Task
Copy every line that mentions the word "this".

(Collected data)
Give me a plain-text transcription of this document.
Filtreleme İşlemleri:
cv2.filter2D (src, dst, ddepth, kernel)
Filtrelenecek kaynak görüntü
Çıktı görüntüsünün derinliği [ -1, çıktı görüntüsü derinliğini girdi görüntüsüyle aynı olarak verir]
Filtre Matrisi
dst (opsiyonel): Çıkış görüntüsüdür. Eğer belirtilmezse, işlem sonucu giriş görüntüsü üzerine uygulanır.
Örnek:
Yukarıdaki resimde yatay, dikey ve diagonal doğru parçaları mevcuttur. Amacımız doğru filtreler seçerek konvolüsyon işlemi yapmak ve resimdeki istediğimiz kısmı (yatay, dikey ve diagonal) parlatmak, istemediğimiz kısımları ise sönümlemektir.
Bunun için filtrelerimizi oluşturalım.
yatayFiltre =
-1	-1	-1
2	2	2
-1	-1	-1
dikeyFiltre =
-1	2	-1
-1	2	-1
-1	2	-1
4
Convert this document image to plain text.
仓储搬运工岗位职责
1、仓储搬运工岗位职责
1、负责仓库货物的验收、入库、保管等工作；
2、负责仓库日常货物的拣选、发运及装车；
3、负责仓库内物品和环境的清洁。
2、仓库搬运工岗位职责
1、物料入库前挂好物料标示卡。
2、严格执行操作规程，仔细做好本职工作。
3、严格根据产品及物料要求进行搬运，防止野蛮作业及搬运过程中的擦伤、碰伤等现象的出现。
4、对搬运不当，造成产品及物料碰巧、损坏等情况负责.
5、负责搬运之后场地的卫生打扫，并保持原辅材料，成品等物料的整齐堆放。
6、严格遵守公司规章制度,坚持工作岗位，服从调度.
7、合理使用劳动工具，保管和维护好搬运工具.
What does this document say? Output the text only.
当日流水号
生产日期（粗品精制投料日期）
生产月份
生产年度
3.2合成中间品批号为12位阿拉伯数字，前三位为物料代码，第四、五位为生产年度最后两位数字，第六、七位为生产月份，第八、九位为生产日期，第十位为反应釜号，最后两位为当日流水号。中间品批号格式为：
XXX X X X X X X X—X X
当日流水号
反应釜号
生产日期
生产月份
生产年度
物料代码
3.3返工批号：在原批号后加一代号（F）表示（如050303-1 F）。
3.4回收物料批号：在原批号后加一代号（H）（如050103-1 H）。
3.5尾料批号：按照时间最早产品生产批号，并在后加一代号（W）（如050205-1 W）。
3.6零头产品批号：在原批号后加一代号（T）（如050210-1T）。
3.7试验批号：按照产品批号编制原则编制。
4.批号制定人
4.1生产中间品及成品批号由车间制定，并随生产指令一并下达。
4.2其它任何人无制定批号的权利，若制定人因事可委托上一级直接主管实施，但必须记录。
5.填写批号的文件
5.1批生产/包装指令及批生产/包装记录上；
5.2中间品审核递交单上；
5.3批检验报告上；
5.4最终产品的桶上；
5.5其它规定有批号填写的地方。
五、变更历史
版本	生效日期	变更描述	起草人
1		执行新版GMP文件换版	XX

Response
Give me a plain-text transcription of this document.
Convert this document image to plain text.
What does this document say? Output the text only.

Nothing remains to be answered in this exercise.